Data entries
--------------------
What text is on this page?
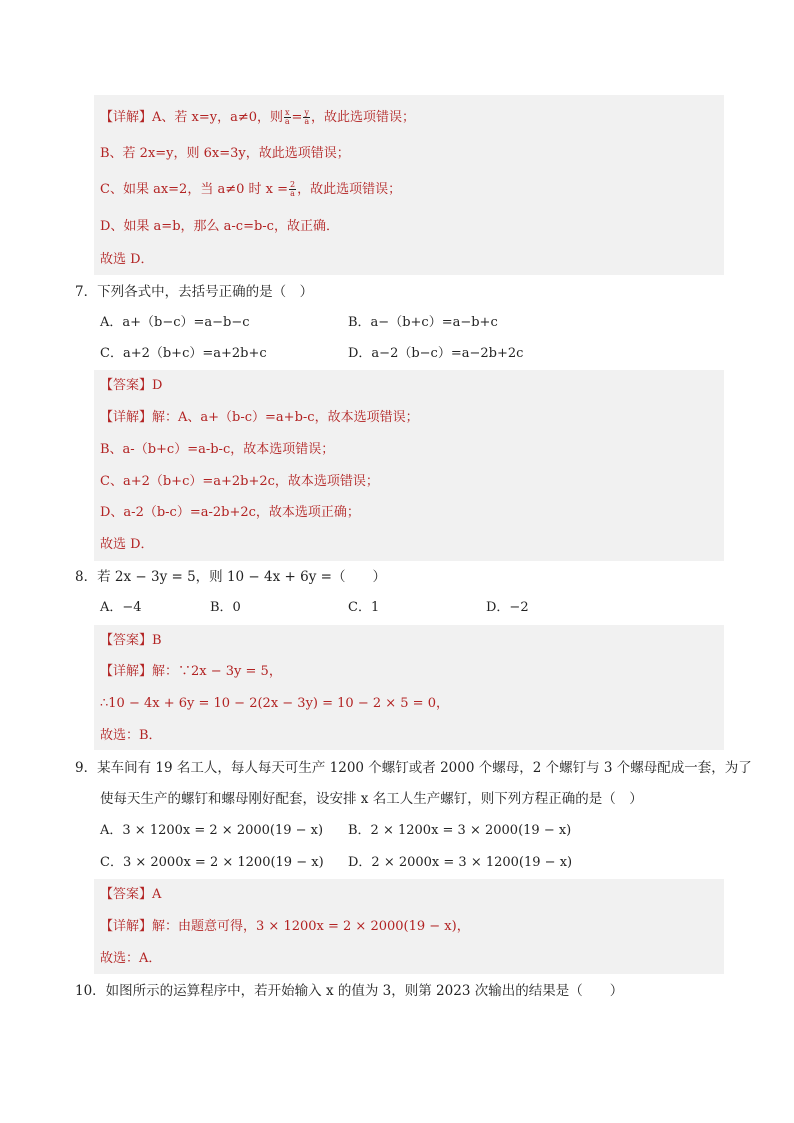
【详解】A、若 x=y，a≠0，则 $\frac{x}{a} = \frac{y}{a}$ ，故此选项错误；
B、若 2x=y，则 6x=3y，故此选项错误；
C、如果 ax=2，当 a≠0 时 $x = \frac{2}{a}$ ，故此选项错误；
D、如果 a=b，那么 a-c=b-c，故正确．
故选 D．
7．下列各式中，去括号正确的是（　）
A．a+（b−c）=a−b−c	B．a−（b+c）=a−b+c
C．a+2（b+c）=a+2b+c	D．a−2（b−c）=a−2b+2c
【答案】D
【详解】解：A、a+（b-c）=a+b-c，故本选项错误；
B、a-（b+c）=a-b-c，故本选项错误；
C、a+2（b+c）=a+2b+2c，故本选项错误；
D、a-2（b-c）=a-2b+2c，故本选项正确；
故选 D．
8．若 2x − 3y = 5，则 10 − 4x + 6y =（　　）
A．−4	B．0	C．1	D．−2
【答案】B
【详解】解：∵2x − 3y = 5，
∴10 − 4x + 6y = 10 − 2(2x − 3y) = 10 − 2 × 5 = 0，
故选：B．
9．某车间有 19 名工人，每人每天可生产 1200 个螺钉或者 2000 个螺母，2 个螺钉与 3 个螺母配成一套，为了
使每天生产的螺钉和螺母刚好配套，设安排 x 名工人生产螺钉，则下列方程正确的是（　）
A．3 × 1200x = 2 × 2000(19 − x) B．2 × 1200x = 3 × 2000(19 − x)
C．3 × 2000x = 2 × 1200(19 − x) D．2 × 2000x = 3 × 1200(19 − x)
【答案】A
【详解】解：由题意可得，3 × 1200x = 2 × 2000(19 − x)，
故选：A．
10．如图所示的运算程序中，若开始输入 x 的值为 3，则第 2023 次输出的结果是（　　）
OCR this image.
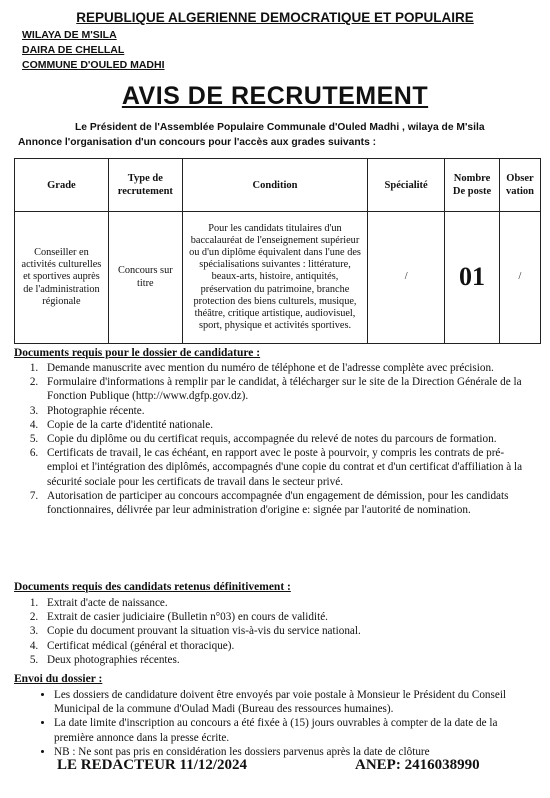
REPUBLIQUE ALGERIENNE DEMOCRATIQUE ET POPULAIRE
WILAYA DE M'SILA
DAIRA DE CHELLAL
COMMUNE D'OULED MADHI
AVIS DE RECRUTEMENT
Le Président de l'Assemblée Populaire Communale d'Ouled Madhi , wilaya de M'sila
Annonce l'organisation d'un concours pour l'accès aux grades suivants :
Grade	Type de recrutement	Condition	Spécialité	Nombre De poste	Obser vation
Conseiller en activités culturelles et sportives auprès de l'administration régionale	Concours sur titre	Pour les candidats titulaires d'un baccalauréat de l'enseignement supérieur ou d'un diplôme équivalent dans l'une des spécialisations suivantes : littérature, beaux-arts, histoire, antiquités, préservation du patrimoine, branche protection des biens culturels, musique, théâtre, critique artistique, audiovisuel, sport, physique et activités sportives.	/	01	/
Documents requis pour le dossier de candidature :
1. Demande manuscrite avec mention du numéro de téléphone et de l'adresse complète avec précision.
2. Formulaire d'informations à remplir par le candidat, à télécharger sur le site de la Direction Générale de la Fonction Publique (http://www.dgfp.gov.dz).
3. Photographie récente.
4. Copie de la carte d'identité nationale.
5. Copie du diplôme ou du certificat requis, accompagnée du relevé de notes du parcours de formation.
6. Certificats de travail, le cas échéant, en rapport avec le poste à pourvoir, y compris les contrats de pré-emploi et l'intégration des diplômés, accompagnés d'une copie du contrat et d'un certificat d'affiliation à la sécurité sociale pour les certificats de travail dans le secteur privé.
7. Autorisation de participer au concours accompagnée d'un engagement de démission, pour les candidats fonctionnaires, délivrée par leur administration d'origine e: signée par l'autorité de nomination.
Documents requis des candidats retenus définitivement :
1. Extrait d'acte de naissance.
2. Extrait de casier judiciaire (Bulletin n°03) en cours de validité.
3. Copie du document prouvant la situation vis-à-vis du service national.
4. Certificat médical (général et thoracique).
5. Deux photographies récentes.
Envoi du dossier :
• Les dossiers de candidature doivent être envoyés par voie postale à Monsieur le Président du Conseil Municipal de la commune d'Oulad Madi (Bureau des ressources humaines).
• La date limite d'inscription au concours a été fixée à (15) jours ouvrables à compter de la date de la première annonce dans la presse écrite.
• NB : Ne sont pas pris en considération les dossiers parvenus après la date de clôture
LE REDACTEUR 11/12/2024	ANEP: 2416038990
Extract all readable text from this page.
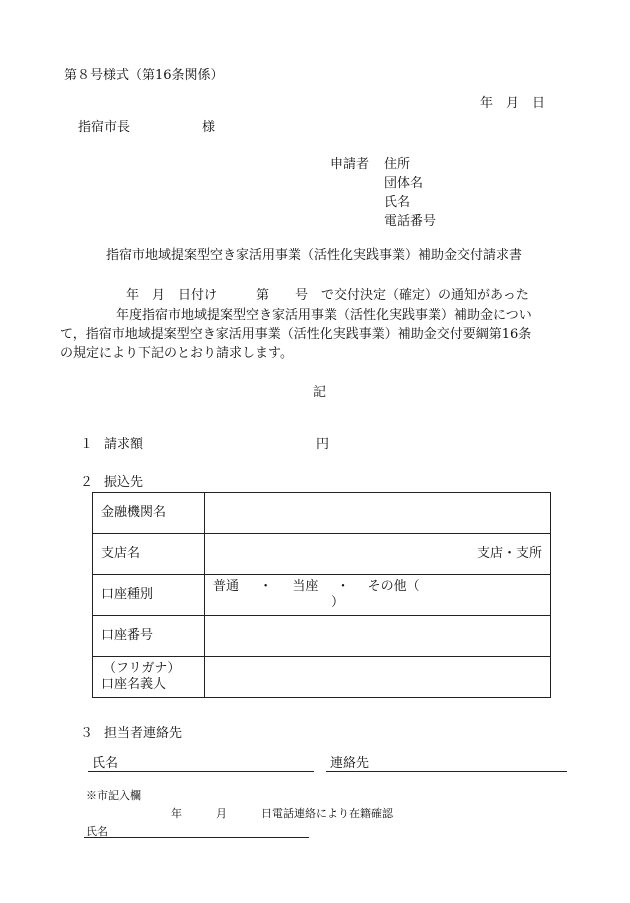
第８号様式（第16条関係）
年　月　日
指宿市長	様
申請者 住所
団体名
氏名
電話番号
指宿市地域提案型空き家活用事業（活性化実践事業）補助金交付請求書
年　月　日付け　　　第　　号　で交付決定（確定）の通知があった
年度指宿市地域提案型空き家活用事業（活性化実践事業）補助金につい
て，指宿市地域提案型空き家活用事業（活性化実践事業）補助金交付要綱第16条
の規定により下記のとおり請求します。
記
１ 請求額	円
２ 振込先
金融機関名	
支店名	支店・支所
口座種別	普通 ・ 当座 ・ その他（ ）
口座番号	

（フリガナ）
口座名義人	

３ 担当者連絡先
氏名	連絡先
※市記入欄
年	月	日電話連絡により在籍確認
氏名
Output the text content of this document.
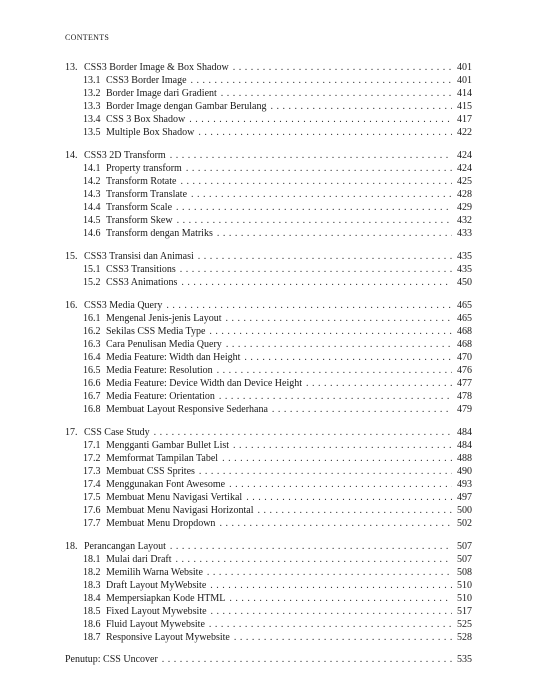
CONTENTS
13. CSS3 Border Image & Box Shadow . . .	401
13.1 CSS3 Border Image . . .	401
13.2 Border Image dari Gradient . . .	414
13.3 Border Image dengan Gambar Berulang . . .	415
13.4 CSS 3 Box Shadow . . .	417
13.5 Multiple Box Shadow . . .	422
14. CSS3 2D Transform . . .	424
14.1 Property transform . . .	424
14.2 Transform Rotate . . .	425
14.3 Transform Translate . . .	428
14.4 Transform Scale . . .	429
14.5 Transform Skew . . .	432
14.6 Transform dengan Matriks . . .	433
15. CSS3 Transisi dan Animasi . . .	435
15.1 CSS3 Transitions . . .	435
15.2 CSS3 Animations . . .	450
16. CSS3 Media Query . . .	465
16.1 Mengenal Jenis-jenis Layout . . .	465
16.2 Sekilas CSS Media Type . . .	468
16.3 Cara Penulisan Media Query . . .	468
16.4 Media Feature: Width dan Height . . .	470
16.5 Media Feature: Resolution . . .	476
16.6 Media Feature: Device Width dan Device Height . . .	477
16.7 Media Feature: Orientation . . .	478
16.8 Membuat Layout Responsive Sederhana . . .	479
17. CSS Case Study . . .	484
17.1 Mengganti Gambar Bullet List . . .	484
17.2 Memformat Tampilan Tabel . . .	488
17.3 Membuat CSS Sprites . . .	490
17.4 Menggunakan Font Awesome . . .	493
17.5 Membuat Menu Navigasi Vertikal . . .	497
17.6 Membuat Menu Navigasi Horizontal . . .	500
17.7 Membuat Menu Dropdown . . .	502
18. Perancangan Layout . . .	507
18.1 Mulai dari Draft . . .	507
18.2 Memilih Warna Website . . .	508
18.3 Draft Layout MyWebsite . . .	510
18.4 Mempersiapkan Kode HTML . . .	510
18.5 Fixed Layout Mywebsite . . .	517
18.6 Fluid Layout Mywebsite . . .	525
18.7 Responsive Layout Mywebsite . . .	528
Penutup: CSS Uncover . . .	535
--------------------
The listing above needs to be output again exactly. Don't include the pictures.

▶ Final result
What text is on this page?
【详解】A、若 x=y，a≠0，则 $\frac{x}{a} = \frac{y}{a}$ ，故此选项错误；
B、若 2x=y，则 6x=3y，故此选项错误；
C、如果 ax=2，当 a≠0 时 $x = \frac{2}{a}$ ，故此选项错误；
D、如果 a=b，那么 a-c=b-c，故正确．
故选 D．
7．下列各式中，去括号正确的是（　）
A．a+（b−c）=a−b−c	B．a−（b+c）=a−b+c
C．a+2（b+c）=a+2b+c	D．a−2（b−c）=a−2b+2c
【答案】D
【详解】解：A、a+（b-c）=a+b-c，故本选项错误；
B、a-（b+c）=a-b-c，故本选项错误；
C、a+2（b+c）=a+2b+2c，故本选项错误；
D、a-2（b-c）=a-2b+2c，故本选项正确；
故选 D．
8．若 2x − 3y = 5，则 10 − 4x + 6y =（　　）
A．−4	B．0	C．1	D．−2
【答案】B
【详解】解：∵2x − 3y = 5，
∴10 − 4x + 6y = 10 − 2(2x − 3y) = 10 − 2 × 5 = 0，
故选：B．
9．某车间有 19 名工人，每人每天可生产 1200 个螺钉或者 2000 个螺母，2 个螺钉与 3 个螺母配成一套，为了
使每天生产的螺钉和螺母刚好配套，设安排 x 名工人生产螺钉，则下列方程正确的是（　）
A．3 × 1200x = 2 × 2000(19 − x) B．2 × 1200x = 3 × 2000(19 − x)
C．3 × 2000x = 2 × 1200(19 − x) D．2 × 2000x = 3 × 1200(19 − x)
【答案】A
【详解】解：由题意可得，3 × 1200x = 2 × 2000(19 − x)，
故选：A．
10．如图所示的运算程序中，若开始输入 x 的值为 3，则第 2023 次输出的结果是（　　）
OCR this image.
REPUBLIQUE ALGERIENNE DEMOCRATIQUE ET POPULAIRE
WILAYA DE M'SILA
DAIRA DE CHELLAL
COMMUNE D'OULED MADHI
AVIS DE RECRUTEMENT
Le Président de l'Assemblée Populaire Communale d'Ouled Madhi , wilaya de M'sila
Annonce l'organisation d'un concours pour l'accès aux grades suivants :
Grade	Type de recrutement	Condition	Spécialité	Nombre De poste	Obser vation
Conseiller en activités culturelles et sportives auprès de l'administration régionale	Concours sur titre	Pour les candidats titulaires d'un baccalauréat de l'enseignement supérieur ou d'un diplôme équivalent dans l'une des spécialisations suivantes : littérature, beaux-arts, histoire, antiquités, préservation du patrimoine, branche protection des biens culturels, musique, théâtre, critique artistique, audiovisuel, sport, physique et activités sportives.	/	01	/
Documents requis pour le dossier de candidature :
1. Demande manuscrite avec mention du numéro de téléphone et de l'adresse complète avec précision.
2. Formulaire d'informations à remplir par le candidat, à télécharger sur le site de la Direction Générale de la Fonction Publique (http://www.dgfp.gov.dz).
3. Photographie récente.
4. Copie de la carte d'identité nationale.
5. Copie du diplôme ou du certificat requis, accompagnée du relevé de notes du parcours de formation.
6. Certificats de travail, le cas échéant, en rapport avec le poste à pourvoir, y compris les contrats de pré-emploi et l'intégration des diplômés, accompagnés d'une copie du contrat et d'un certificat d'affiliation à la sécurité sociale pour les certificats de travail dans le secteur privé.
7. Autorisation de participer au concours accompagnée d'un engagement de démission, pour les candidats fonctionnaires, délivrée par leur administration d'origine e: signée par l'autorité de nomination.
Documents requis des candidats retenus définitivement :
1. Extrait d'acte de naissance.
2. Extrait de casier judiciaire (Bulletin n°03) en cours de validité.
3. Copie du document prouvant la situation vis-à-vis du service national.
4. Certificat médical (général et thoracique).
5. Deux photographies récentes.
Envoi du dossier :
• Les dossiers de candidature doivent être envoyés par voie postale à Monsieur le Président du Conseil Municipal de la commune d'Oulad Madi (Bureau des ressources humaines).
• La date limite d'inscription au concours a été fixée à (15) jours ouvrables à compter de la date de la première annonce dans la presse écrite.
• NB : Ne sont pas pris en considération les dossiers parvenus après la date de clôture
LE REDACTEUR 11/12/2024	ANEP: 2416038990
Extract all readable text from this page.
第８号様式（第16条関係）
年　月　日
指宿市長	様
申請者 住所
団体名
氏名
電話番号
指宿市地域提案型空き家活用事業（活性化実践事業）補助金交付請求書
年　月　日付け　　　第　　号　で交付決定（確定）の通知があった
年度指宿市地域提案型空き家活用事業（活性化実践事業）補助金につい
て，指宿市地域提案型空き家活用事業（活性化実践事業）補助金交付要綱第16条
の規定により下記のとおり請求します。
記
１ 請求額	円
２ 振込先
金融機関名	
支店名	支店・支所
口座種別	普通 ・ 当座 ・ その他（ ）
口座番号	

（フリガナ）
口座名義人	

３ 担当者連絡先
氏名	連絡先
※市記入欄
年	月	日電話連絡により在籍確認
氏名
Output the text content of this document.
CONTENTS
13. CSS3 Border Image & Box Shadow . . .	401
13.1 CSS3 Border Image . . .	401
13.2 Border Image dari Gradient . . .	414
13.3 Border Image dengan Gambar Berulang . . .	415
13.4 CSS 3 Box Shadow . . .	417
13.5 Multiple Box Shadow . . .	422
14. CSS3 2D Transform . . .	424
14.1 Property transform . . .	424
14.2 Transform Rotate . . .	425
14.3 Transform Translate . . .	428
14.4 Transform Scale . . .	429
14.5 Transform Skew . . .	432
14.6 Transform dengan Matriks . . .	433
15. CSS3 Transisi dan Animasi . . .	435
15.1 CSS3 Transitions . . .	435
15.2 CSS3 Animations . . .	450
16. CSS3 Media Query . . .	465
16.1 Mengenal Jenis-jenis Layout . . .	465
16.2 Sekilas CSS Media Type . . .	468
16.3 Cara Penulisan Media Query . . .	468
16.4 Media Feature: Width dan Height . . .	470
16.5 Media Feature: Resolution . . .	476
16.6 Media Feature: Device Width dan Device Height . . .	477
16.7 Media Feature: Orientation . . .	478
16.8 Membuat Layout Responsive Sederhana . . .	479
17. CSS Case Study . . .	484
17.1 Mengganti Gambar Bullet List . . .	484
17.2 Memformat Tampilan Tabel . . .	488
17.3 Membuat CSS Sprites . . .	490
17.4 Menggunakan Font Awesome . . .	493
17.5 Membuat Menu Navigasi Vertikal . . .	497
17.6 Membuat Menu Navigasi Horizontal . . .	500
17.7 Membuat Menu Dropdown . . .	502
18. Perancangan Layout . . .	507
18.1 Mulai dari Draft . . .	507
18.2 Memilih Warna Website . . .	508
18.3 Draft Layout MyWebsite . . .	510
18.4 Mempersiapkan Kode HTML . . .	510
18.5 Fixed Layout Mywebsite . . .	517
18.6 Fluid Layout Mywebsite . . .	525
18.7 Responsive Layout Mywebsite . . .	528
Penutup: CSS Uncover . . .	535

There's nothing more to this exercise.